• **Materials provided**:
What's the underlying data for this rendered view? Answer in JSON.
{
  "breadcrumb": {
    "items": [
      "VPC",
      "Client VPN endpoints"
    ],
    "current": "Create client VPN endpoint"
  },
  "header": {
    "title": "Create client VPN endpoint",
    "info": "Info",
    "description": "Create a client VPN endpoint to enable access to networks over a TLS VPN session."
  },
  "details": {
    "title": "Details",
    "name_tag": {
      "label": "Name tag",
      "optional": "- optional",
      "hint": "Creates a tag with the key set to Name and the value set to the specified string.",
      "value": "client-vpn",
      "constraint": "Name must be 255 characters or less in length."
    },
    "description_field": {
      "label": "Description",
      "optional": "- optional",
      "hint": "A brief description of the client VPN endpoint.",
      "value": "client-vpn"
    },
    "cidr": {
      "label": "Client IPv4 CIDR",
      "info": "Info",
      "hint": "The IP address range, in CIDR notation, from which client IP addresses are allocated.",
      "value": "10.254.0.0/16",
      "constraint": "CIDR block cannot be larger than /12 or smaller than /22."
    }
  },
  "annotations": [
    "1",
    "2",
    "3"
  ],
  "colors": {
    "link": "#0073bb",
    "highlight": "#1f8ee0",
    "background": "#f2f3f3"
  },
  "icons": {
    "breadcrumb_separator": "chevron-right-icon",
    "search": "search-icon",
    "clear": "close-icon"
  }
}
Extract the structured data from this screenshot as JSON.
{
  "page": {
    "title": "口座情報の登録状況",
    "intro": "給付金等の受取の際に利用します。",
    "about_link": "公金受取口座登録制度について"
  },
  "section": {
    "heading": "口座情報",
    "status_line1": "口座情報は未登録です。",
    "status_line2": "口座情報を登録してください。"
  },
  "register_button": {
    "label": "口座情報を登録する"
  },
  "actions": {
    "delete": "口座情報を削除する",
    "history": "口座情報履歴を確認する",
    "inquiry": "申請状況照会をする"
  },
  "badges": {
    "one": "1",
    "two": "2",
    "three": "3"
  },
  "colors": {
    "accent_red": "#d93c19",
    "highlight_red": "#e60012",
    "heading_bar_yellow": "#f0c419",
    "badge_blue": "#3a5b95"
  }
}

• **What is asked**:
Transcribe, word for word, every line from the one containing "Extract the structured" through the final line of the entries, and nothing else.

• **Exercise answer**:
Extract the structured data from this screenshot as JSON.
{
  "page": {
    "title": "口座情報の登録状況",
    "intro": "給付金等の受取の際に利用します。",
    "about_link": "公金受取口座登録制度について"
  },
  "section": {
    "heading": "口座情報",
    "status_line1": "口座情報は未登録です。",
    "status_line2": "口座情報を登録してください。"
  },
  "register_button": {
    "label": "口座情報を登録する"
  },
  "actions": {
    "delete": "口座情報を削除する",
    "history": "口座情報履歴を確認する",
    "inquiry": "申請状況照会をする"
  },
  "badges": {
    "one": "1",
    "two": "2",
    "three": "3"
  },
  "colors": {
    "accent_red": "#d93c19",
    "highlight_red": "#e60012",
    "heading_bar_yellow": "#f0c419",
    "badge_blue": "#3a5b95"
  }
}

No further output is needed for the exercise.